**TASK DETAILS**
Restate the full listing word for word and leave the pictures out.

**MATERIAL FOR THIS TASK**
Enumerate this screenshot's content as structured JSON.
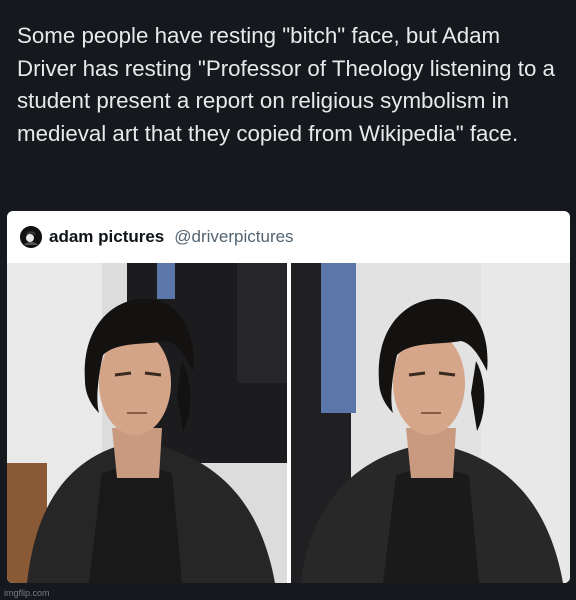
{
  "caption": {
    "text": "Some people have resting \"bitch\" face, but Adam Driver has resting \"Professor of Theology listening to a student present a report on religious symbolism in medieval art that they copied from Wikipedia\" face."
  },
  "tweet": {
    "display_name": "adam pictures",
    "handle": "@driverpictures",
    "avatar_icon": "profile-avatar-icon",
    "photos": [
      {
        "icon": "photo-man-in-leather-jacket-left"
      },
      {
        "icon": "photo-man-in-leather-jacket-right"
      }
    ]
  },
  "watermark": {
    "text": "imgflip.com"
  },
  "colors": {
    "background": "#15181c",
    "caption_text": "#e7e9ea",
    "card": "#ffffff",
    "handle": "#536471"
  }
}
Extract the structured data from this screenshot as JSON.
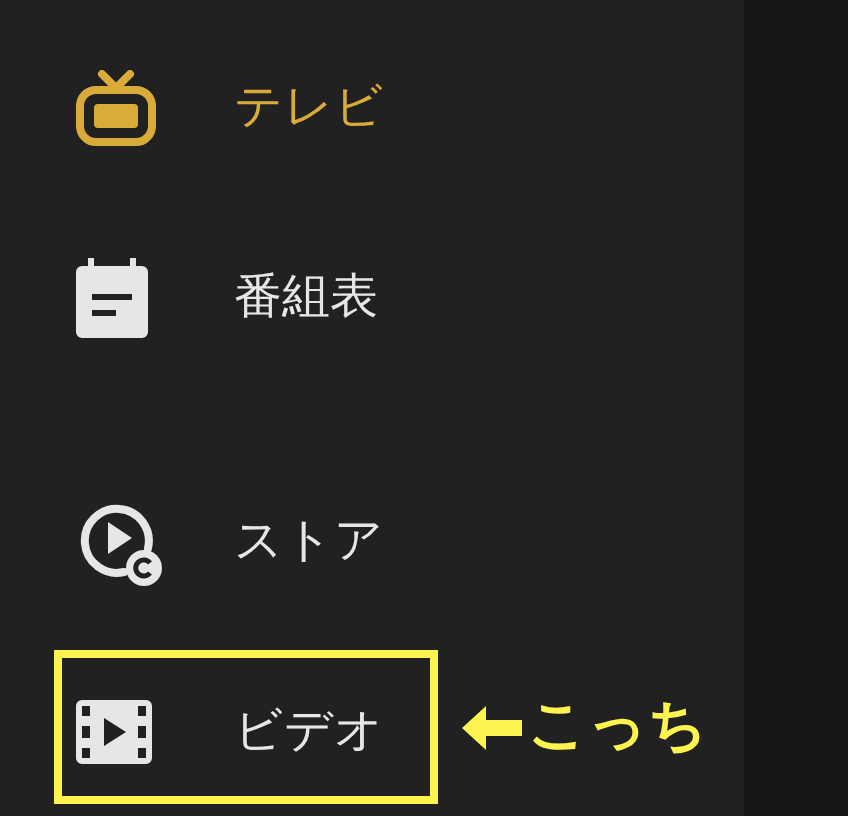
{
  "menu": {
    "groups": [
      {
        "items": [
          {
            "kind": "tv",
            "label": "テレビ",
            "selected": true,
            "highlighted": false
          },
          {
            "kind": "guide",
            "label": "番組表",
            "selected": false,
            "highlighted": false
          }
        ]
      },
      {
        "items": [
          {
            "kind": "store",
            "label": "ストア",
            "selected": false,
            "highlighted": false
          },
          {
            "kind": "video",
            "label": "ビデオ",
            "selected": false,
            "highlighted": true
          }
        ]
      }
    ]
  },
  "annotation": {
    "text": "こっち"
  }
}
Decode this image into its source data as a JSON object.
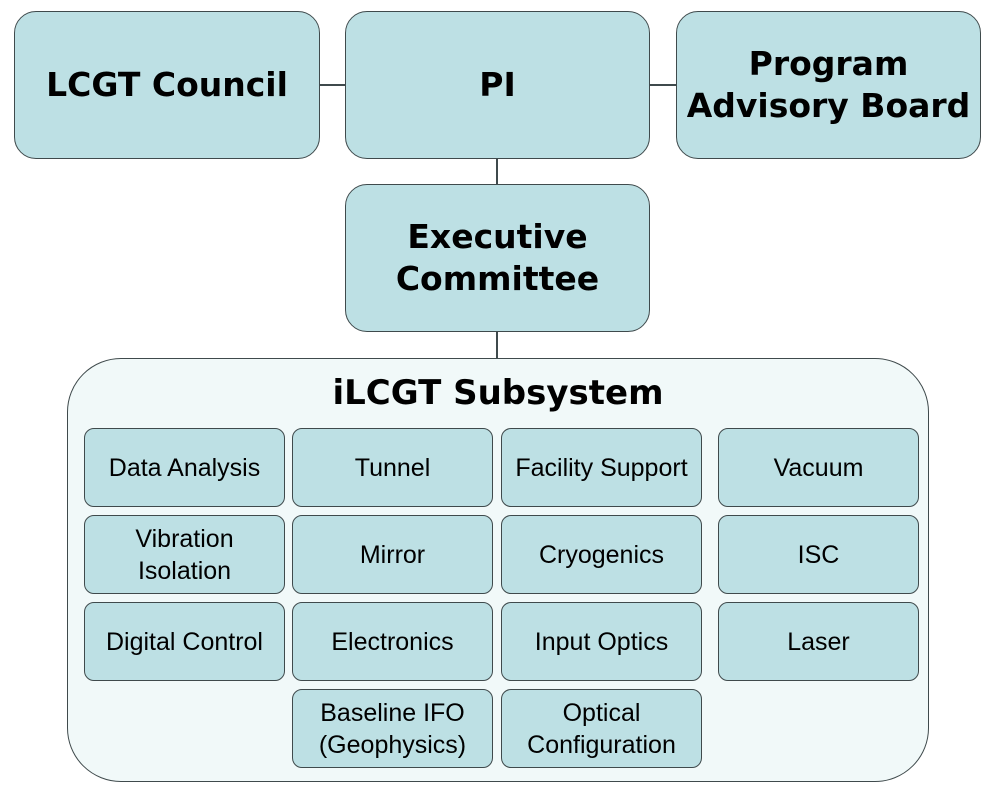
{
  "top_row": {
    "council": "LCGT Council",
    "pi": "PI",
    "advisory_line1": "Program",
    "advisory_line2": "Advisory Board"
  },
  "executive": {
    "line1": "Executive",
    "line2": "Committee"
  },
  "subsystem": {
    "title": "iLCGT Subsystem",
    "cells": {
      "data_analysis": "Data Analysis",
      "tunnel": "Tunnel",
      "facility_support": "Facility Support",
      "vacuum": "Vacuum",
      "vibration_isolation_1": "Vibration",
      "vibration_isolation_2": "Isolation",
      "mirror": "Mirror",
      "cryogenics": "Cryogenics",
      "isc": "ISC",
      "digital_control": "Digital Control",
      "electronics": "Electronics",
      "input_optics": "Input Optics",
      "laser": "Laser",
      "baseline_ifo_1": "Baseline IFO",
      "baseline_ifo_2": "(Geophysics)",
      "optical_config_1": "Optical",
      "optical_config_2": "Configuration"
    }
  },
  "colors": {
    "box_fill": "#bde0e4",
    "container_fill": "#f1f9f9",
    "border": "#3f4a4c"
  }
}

**ANSWER TO THE EXERCISE**
Enumerate this screenshot's content as structured JSON.
{
  "caption": {
    "text": "Some people have resting \"bitch\" face, but Adam Driver has resting \"Professor of Theology listening to a student present a report on religious symbolism in medieval art that they copied from Wikipedia\" face."
  },
  "tweet": {
    "display_name": "adam pictures",
    "handle": "@driverpictures",
    "avatar_icon": "profile-avatar-icon",
    "photos": [
      {
        "icon": "photo-man-in-leather-jacket-left"
      },
      {
        "icon": "photo-man-in-leather-jacket-right"
      }
    ]
  },
  "watermark": {
    "text": "imgflip.com"
  },
  "colors": {
    "background": "#15181c",
    "caption_text": "#e7e9ea",
    "card": "#ffffff",
    "handle": "#536471"
  }
}
Extract the structured data from this screenshot as JSON.
{
  "menu": {
    "groups": [
      {
        "items": [
          {
            "kind": "tv",
            "label": "テレビ",
            "selected": true,
            "highlighted": false
          },
          {
            "kind": "guide",
            "label": "番組表",
            "selected": false,
            "highlighted": false
          }
        ]
      },
      {
        "items": [
          {
            "kind": "store",
            "label": "ストア",
            "selected": false,
            "highlighted": false
          },
          {
            "kind": "video",
            "label": "ビデオ",
            "selected": false,
            "highlighted": true
          }
        ]
      }
    ]
  },
  "annotation": {
    "text": "こっち"
  }
}
Decode this image into its source data as a JSON object.
{
  "top_row": {
    "council": "LCGT Council",
    "pi": "PI",
    "advisory_line1": "Program",
    "advisory_line2": "Advisory Board"
  },
  "executive": {
    "line1": "Executive",
    "line2": "Committee"
  },
  "subsystem": {
    "title": "iLCGT Subsystem",
    "cells": {
      "data_analysis": "Data Analysis",
      "tunnel": "Tunnel",
      "facility_support": "Facility Support",
      "vacuum": "Vacuum",
      "vibration_isolation_1": "Vibration",
      "vibration_isolation_2": "Isolation",
      "mirror": "Mirror",
      "cryogenics": "Cryogenics",
      "isc": "ISC",
      "digital_control": "Digital Control",
      "electronics": "Electronics",
      "input_optics": "Input Optics",
      "laser": "Laser",
      "baseline_ifo_1": "Baseline IFO",
      "baseline_ifo_2": "(Geophysics)",
      "optical_config_1": "Optical",
      "optical_config_2": "Configuration"
    }
  },
  "colors": {
    "box_fill": "#bde0e4",
    "container_fill": "#f1f9f9",
    "border": "#3f4a4c"
  }
}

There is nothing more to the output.